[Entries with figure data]
·····

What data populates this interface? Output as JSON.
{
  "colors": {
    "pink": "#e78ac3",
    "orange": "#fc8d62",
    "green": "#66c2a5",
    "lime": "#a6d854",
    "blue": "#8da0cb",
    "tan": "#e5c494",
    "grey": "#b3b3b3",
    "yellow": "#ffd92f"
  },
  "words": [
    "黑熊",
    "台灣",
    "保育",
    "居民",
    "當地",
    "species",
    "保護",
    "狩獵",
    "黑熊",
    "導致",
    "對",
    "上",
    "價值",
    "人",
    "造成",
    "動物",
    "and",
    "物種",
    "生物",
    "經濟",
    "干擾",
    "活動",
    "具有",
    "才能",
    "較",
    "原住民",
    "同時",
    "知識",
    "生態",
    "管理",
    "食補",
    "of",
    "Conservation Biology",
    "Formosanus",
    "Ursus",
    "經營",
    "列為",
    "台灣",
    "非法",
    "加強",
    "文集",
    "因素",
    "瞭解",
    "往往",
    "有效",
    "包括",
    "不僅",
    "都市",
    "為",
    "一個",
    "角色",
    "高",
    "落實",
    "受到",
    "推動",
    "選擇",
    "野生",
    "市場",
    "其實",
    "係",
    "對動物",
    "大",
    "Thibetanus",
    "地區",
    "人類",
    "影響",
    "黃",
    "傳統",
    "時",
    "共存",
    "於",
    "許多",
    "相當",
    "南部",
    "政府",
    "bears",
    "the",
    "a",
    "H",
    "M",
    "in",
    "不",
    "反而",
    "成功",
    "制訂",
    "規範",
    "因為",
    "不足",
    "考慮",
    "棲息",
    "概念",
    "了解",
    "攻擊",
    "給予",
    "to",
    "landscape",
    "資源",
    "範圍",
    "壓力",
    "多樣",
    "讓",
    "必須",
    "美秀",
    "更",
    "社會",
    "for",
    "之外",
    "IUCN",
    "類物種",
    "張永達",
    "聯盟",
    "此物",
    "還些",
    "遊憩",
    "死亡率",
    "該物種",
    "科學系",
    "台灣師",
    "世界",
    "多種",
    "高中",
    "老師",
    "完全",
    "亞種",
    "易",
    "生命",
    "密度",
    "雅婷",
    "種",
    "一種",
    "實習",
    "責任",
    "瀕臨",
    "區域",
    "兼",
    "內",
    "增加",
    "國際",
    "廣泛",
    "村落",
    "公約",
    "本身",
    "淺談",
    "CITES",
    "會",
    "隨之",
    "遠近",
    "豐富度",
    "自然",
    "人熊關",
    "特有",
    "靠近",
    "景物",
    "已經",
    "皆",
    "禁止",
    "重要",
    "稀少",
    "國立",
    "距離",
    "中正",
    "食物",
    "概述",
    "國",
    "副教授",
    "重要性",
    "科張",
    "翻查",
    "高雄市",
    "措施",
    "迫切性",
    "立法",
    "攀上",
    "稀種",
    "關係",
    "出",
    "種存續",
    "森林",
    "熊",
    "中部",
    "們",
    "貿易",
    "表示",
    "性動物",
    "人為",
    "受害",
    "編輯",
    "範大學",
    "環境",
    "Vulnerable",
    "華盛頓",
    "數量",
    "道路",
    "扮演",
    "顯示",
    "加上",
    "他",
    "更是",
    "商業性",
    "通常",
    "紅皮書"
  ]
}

·····

### TASK TO COMPLETE
Faithfully reproduce all of the records, character for character.

### SOLVED PROBLEM
What data populates this interface? Output as JSON.
{
  "colors": {
    "pink": "#e78ac3",
    "orange": "#fc8d62",
    "green": "#66c2a5",
    "lime": "#a6d854",
    "blue": "#8da0cb",
    "tan": "#e5c494",
    "grey": "#b3b3b3",
    "yellow": "#ffd92f"
  },
  "words": [
    "黑熊",
    "台灣",
    "保育",
    "居民",
    "當地",
    "species",
    "保護",
    "狩獵",
    "黑熊",
    "導致",
    "對",
    "上",
    "價值",
    "人",
    "造成",
    "動物",
    "and",
    "物種",
    "生物",
    "經濟",
    "干擾",
    "活動",
    "具有",
    "才能",
    "較",
    "原住民",
    "同時",
    "知識",
    "生態",
    "管理",
    "食補",
    "of",
    "Conservation Biology",
    "Formosanus",
    "Ursus",
    "經營",
    "列為",
    "台灣",
    "非法",
    "加強",
    "文集",
    "因素",
    "瞭解",
    "往往",
    "有效",
    "包括",
    "不僅",
    "都市",
    "為",
    "一個",
    "角色",
    "高",
    "落實",
    "受到",
    "推動",
    "選擇",
    "野生",
    "市場",
    "其實",
    "係",
    "對動物",
    "大",
    "Thibetanus",
    "地區",
    "人類",
    "影響",
    "黃",
    "傳統",
    "時",
    "共存",
    "於",
    "許多",
    "相當",
    "南部",
    "政府",
    "bears",
    "the",
    "a",
    "H",
    "M",
    "in",
    "不",
    "反而",
    "成功",
    "制訂",
    "規範",
    "因為",
    "不足",
    "考慮",
    "棲息",
    "概念",
    "了解",
    "攻擊",
    "給予",
    "to",
    "landscape",
    "資源",
    "範圍",
    "壓力",
    "多樣",
    "讓",
    "必須",
    "美秀",
    "更",
    "社會",
    "for",
    "之外",
    "IUCN",
    "類物種",
    "張永達",
    "聯盟",
    "此物",
    "還些",
    "遊憩",
    "死亡率",
    "該物種",
    "科學系",
    "台灣師",
    "世界",
    "多種",
    "高中",
    "老師",
    "完全",
    "亞種",
    "易",
    "生命",
    "密度",
    "雅婷",
    "種",
    "一種",
    "實習",
    "責任",
    "瀕臨",
    "區域",
    "兼",
    "內",
    "增加",
    "國際",
    "廣泛",
    "村落",
    "公約",
    "本身",
    "淺談",
    "CITES",
    "會",
    "隨之",
    "遠近",
    "豐富度",
    "自然",
    "人熊關",
    "特有",
    "靠近",
    "景物",
    "已經",
    "皆",
    "禁止",
    "重要",
    "稀少",
    "國立",
    "距離",
    "中正",
    "食物",
    "概述",
    "國",
    "副教授",
    "重要性",
    "科張",
    "翻查",
    "高雄市",
    "措施",
    "迫切性",
    "立法",
    "攀上",
    "稀種",
    "關係",
    "出",
    "種存續",
    "森林",
    "熊",
    "中部",
    "們",
    "貿易",
    "表示",
    "性動物",
    "人為",
    "受害",
    "編輯",
    "範大學",
    "環境",
    "Vulnerable",
    "華盛頓",
    "數量",
    "道路",
    "扮演",
    "顯示",
    "加上",
    "他",
    "更是",
    "商業性",
    "通常",
    "紅皮書"
  ]
}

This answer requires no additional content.